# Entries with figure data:
## Begin

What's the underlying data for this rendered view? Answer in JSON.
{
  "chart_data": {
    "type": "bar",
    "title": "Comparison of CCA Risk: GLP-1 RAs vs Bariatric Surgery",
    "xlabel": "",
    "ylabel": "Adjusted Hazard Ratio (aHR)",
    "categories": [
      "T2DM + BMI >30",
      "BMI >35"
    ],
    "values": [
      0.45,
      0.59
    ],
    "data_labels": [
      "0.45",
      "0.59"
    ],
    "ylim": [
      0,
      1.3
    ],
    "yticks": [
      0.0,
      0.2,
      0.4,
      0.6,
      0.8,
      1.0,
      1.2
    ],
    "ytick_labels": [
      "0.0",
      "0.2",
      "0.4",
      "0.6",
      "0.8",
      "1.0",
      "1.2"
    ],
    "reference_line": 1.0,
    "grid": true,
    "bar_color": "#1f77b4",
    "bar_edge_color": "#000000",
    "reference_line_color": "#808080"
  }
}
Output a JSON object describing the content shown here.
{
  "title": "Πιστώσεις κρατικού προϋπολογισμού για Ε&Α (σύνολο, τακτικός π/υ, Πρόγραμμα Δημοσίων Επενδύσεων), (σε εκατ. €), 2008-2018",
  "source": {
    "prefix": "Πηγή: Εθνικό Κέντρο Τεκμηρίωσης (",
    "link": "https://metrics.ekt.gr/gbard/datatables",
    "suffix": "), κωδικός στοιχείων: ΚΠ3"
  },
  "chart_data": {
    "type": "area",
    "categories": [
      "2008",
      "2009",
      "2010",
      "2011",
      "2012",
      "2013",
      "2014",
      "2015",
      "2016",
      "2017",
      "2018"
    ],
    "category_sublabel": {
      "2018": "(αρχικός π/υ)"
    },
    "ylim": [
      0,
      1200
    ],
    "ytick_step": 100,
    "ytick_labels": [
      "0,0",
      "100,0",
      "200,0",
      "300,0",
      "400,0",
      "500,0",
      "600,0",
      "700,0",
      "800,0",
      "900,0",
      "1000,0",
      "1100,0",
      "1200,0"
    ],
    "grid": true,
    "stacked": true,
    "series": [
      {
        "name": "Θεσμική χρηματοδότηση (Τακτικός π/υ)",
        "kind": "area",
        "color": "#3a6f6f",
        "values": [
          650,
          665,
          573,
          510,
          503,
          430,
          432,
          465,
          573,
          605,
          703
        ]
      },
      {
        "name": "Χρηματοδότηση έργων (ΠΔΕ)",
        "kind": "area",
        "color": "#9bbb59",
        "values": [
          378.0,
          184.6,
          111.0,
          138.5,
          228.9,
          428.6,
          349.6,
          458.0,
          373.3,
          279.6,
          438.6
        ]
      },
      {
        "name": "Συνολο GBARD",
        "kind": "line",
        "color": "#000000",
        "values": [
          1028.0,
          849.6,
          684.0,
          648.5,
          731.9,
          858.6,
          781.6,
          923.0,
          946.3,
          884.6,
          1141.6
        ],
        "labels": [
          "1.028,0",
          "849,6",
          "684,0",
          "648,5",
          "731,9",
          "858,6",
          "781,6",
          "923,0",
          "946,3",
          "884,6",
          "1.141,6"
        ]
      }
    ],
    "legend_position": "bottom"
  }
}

## End

# Exercise goal:
Reproduce the complete set of lines precisely as supplied.

# Response:
What's the underlying data for this rendered view? Answer in JSON.
{
  "chart_data": {
    "type": "bar",
    "title": "Comparison of CCA Risk: GLP-1 RAs vs Bariatric Surgery",
    "xlabel": "",
    "ylabel": "Adjusted Hazard Ratio (aHR)",
    "categories": [
      "T2DM + BMI >30",
      "BMI >35"
    ],
    "values": [
      0.45,
      0.59
    ],
    "data_labels": [
      "0.45",
      "0.59"
    ],
    "ylim": [
      0,
      1.3
    ],
    "yticks": [
      0.0,
      0.2,
      0.4,
      0.6,
      0.8,
      1.0,
      1.2
    ],
    "ytick_labels": [
      "0.0",
      "0.2",
      "0.4",
      "0.6",
      "0.8",
      "1.0",
      "1.2"
    ],
    "reference_line": 1.0,
    "grid": true,
    "bar_color": "#1f77b4",
    "bar_edge_color": "#000000",
    "reference_line_color": "#808080"
  }
}
Output a JSON object describing the content shown here.
{
  "title": "Πιστώσεις κρατικού προϋπολογισμού για Ε&Α (σύνολο, τακτικός π/υ, Πρόγραμμα Δημοσίων Επενδύσεων), (σε εκατ. €), 2008-2018",
  "source": {
    "prefix": "Πηγή: Εθνικό Κέντρο Τεκμηρίωσης (",
    "link": "https://metrics.ekt.gr/gbard/datatables",
    "suffix": "), κωδικός στοιχείων: ΚΠ3"
  },
  "chart_data": {
    "type": "area",
    "categories": [
      "2008",
      "2009",
      "2010",
      "2011",
      "2012",
      "2013",
      "2014",
      "2015",
      "2016",
      "2017",
      "2018"
    ],
    "category_sublabel": {
      "2018": "(αρχικός π/υ)"
    },
    "ylim": [
      0,
      1200
    ],
    "ytick_step": 100,
    "ytick_labels": [
      "0,0",
      "100,0",
      "200,0",
      "300,0",
      "400,0",
      "500,0",
      "600,0",
      "700,0",
      "800,0",
      "900,0",
      "1000,0",
      "1100,0",
      "1200,0"
    ],
    "grid": true,
    "stacked": true,
    "series": [
      {
        "name": "Θεσμική χρηματοδότηση (Τακτικός π/υ)",
        "kind": "area",
        "color": "#3a6f6f",
        "values": [
          650,
          665,
          573,
          510,
          503,
          430,
          432,
          465,
          573,
          605,
          703
        ]
      },
      {
        "name": "Χρηματοδότηση έργων (ΠΔΕ)",
        "kind": "area",
        "color": "#9bbb59",
        "values": [
          378.0,
          184.6,
          111.0,
          138.5,
          228.9,
          428.6,
          349.6,
          458.0,
          373.3,
          279.6,
          438.6
        ]
      },
      {
        "name": "Συνολο GBARD",
        "kind": "line",
        "color": "#000000",
        "values": [
          1028.0,
          849.6,
          684.0,
          648.5,
          731.9,
          858.6,
          781.6,
          923.0,
          946.3,
          884.6,
          1141.6
        ],
        "labels": [
          "1.028,0",
          "849,6",
          "684,0",
          "648,5",
          "731,9",
          "858,6",
          "781,6",
          "923,0",
          "946,3",
          "884,6",
          "1.141,6"
        ]
      }
    ],
    "legend_position": "bottom"
  }
}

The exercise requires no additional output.